Brief
Return each entry exactly, with none missing.

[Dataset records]
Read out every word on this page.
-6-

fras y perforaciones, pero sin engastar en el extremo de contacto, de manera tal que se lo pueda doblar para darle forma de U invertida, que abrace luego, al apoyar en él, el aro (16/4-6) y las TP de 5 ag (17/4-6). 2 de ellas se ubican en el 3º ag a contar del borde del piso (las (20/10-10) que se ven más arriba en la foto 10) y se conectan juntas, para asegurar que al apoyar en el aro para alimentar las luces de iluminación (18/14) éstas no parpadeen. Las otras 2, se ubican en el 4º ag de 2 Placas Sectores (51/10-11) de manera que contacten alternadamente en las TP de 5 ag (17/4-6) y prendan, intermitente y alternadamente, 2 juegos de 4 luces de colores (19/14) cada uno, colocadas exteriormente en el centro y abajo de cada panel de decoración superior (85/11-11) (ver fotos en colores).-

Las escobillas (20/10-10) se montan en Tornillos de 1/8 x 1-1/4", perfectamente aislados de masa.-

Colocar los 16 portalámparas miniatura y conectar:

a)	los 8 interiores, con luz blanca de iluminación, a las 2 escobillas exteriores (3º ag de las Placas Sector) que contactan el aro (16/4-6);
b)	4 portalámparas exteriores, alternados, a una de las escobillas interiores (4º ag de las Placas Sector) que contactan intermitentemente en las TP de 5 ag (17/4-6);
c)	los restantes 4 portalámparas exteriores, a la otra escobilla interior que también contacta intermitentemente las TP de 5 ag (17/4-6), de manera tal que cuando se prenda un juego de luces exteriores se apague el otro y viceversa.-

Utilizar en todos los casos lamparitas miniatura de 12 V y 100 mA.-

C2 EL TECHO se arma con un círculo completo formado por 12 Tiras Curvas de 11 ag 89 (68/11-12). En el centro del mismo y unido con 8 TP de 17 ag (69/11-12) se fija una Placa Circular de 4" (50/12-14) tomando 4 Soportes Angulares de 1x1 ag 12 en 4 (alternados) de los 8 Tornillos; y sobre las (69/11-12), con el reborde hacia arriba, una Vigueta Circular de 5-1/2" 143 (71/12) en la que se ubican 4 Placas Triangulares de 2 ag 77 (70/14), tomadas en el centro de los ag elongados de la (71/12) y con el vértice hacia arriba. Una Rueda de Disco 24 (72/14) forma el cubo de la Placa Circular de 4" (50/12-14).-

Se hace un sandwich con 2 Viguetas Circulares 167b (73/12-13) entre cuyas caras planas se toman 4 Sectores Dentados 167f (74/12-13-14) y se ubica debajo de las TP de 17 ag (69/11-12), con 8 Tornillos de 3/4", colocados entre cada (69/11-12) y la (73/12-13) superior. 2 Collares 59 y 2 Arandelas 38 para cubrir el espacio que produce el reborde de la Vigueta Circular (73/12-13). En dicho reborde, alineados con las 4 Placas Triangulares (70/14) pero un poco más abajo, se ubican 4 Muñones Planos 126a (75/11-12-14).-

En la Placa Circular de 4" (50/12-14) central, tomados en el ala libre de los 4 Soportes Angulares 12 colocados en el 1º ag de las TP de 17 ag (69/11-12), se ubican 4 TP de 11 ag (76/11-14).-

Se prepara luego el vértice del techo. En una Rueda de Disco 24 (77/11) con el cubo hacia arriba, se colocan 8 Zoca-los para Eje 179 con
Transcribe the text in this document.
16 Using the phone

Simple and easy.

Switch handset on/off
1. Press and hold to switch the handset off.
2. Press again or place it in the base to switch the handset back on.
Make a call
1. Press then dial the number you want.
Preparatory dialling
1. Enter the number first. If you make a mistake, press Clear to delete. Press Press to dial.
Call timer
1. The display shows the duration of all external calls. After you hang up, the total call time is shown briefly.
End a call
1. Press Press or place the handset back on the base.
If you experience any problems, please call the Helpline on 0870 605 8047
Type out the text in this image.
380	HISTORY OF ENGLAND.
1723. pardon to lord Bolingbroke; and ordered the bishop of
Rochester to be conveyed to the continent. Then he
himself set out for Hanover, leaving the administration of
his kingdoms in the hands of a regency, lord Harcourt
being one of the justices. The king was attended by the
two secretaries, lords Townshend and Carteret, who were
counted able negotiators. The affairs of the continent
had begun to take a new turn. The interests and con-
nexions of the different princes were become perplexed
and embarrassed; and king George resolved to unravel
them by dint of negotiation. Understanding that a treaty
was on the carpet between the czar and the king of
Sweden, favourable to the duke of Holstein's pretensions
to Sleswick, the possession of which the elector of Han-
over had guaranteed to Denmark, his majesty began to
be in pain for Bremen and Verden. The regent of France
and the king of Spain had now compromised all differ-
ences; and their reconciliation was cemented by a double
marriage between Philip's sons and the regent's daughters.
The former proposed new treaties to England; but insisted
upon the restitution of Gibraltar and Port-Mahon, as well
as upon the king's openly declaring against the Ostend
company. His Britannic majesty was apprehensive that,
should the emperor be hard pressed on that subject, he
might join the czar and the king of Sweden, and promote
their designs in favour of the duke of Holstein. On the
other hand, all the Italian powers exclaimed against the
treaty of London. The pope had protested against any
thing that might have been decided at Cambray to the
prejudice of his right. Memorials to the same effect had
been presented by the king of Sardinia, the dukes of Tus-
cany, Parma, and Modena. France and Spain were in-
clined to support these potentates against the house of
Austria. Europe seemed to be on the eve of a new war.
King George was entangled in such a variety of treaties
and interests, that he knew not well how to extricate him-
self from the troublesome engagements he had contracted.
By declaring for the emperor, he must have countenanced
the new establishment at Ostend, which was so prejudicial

Full solution
Read out every word on this page.
-6-

fras y perforaciones, pero sin engastar en el extremo de contacto, de manera tal que se lo pueda doblar para darle forma de U invertida, que abrace luego, al apoyar en él, el aro (16/4-6) y las TP de 5 ag (17/4-6). 2 de ellas se ubican en el 3º ag a contar del borde del piso (las (20/10-10) que se ven más arriba en la foto 10) y se conectan juntas, para asegurar que al apoyar en el aro para alimentar las luces de iluminación (18/14) éstas no parpadeen. Las otras 2, se ubican en el 4º ag de 2 Placas Sectores (51/10-11) de manera que contacten alternadamente en las TP de 5 ag (17/4-6) y prendan, intermitente y alternadamente, 2 juegos de 4 luces de colores (19/14) cada uno, colocadas exteriormente en el centro y abajo de cada panel de decoración superior (85/11-11) (ver fotos en colores).-

Las escobillas (20/10-10) se montan en Tornillos de 1/8 x 1-1/4", perfectamente aislados de masa.-

Colocar los 16 portalámparas miniatura y conectar:

a)	los 8 interiores, con luz blanca de iluminación, a las 2 escobillas exteriores (3º ag de las Placas Sector) que contactan el aro (16/4-6);
b)	4 portalámparas exteriores, alternados, a una de las escobillas interiores (4º ag de las Placas Sector) que contactan intermitentemente en las TP de 5 ag (17/4-6);
c)	los restantes 4 portalámparas exteriores, a la otra escobilla interior que también contacta intermitentemente las TP de 5 ag (17/4-6), de manera tal que cuando se prenda un juego de luces exteriores se apague el otro y viceversa.-

Utilizar en todos los casos lamparitas miniatura de 12 V y 100 mA.-

C2 EL TECHO se arma con un círculo completo formado por 12 Tiras Curvas de 11 ag 89 (68/11-12). En el centro del mismo y unido con 8 TP de 17 ag (69/11-12) se fija una Placa Circular de 4" (50/12-14) tomando 4 Soportes Angulares de 1x1 ag 12 en 4 (alternados) de los 8 Tornillos; y sobre las (69/11-12), con el reborde hacia arriba, una Vigueta Circular de 5-1/2" 143 (71/12) en la que se ubican 4 Placas Triangulares de 2 ag 77 (70/14), tomadas en el centro de los ag elongados de la (71/12) y con el vértice hacia arriba. Una Rueda de Disco 24 (72/14) forma el cubo de la Placa Circular de 4" (50/12-14).-

Se hace un sandwich con 2 Viguetas Circulares 167b (73/12-13) entre cuyas caras planas se toman 4 Sectores Dentados 167f (74/12-13-14) y se ubica debajo de las TP de 17 ag (69/11-12), con 8 Tornillos de 3/4", colocados entre cada (69/11-12) y la (73/12-13) superior. 2 Collares 59 y 2 Arandelas 38 para cubrir el espacio que produce el reborde de la Vigueta Circular (73/12-13). En dicho reborde, alineados con las 4 Placas Triangulares (70/14) pero un poco más abajo, se ubican 4 Muñones Planos 126a (75/11-12-14).-

En la Placa Circular de 4" (50/12-14) central, tomados en el ala libre de los 4 Soportes Angulares 12 colocados en el 1º ag de las TP de 17 ag (69/11-12), se ubican 4 TP de 11 ag (76/11-14).-

Se prepara luego el vértice del techo. En una Rueda de Disco 24 (77/11) con el cubo hacia arriba, se colocan 8 Zoca-los para Eje 179 con
Transcribe the text in this document.
16 Using the phone

Simple and easy.

Switch handset on/off
1. Press and hold to switch the handset off.
2. Press again or place it in the base to switch the handset back on.
Make a call
1. Press then dial the number you want.
Preparatory dialling
1. Enter the number first. If you make a mistake, press Clear to delete. Press Press to dial.
Call timer
1. The display shows the duration of all external calls. After you hang up, the total call time is shown briefly.
End a call
1. Press Press or place the handset back on the base.
If you experience any problems, please call the Helpline on 0870 605 8047
Type out the text in this image.
380	HISTORY OF ENGLAND.
1723. pardon to lord Bolingbroke; and ordered the bishop of
Rochester to be conveyed to the continent. Then he
himself set out for Hanover, leaving the administration of
his kingdoms in the hands of a regency, lord Harcourt
being one of the justices. The king was attended by the
two secretaries, lords Townshend and Carteret, who were
counted able negotiators. The affairs of the continent
had begun to take a new turn. The interests and con-
nexions of the different princes were become perplexed
and embarrassed; and king George resolved to unravel
them by dint of negotiation. Understanding that a treaty
was on the carpet between the czar and the king of
Sweden, favourable to the duke of Holstein's pretensions
to Sleswick, the possession of which the elector of Han-
over had guaranteed to Denmark, his majesty began to
be in pain for Bremen and Verden. The regent of France
and the king of Spain had now compromised all differ-
ences; and their reconciliation was cemented by a double
marriage between Philip's sons and the regent's daughters.
The former proposed new treaties to England; but insisted
upon the restitution of Gibraltar and Port-Mahon, as well
as upon the king's openly declaring against the Ostend
company. His Britannic majesty was apprehensive that,
should the emperor be hard pressed on that subject, he
might join the czar and the king of Sweden, and promote
their designs in favour of the duke of Holstein. On the
other hand, all the Italian powers exclaimed against the
treaty of London. The pope had protested against any
thing that might have been decided at Cambray to the
prejudice of his right. Memorials to the same effect had
been presented by the king of Sardinia, the dukes of Tus-
cany, Parma, and Modena. France and Spain were in-
clined to support these potentates against the house of
Austria. Europe seemed to be on the eve of a new war.
King George was entangled in such a variety of treaties
and interests, that he knew not well how to extricate him-
self from the troublesome engagements he had contracted.
By declaring for the emperor, he must have countenanced
the new establishment at Ostend, which was so prejudicial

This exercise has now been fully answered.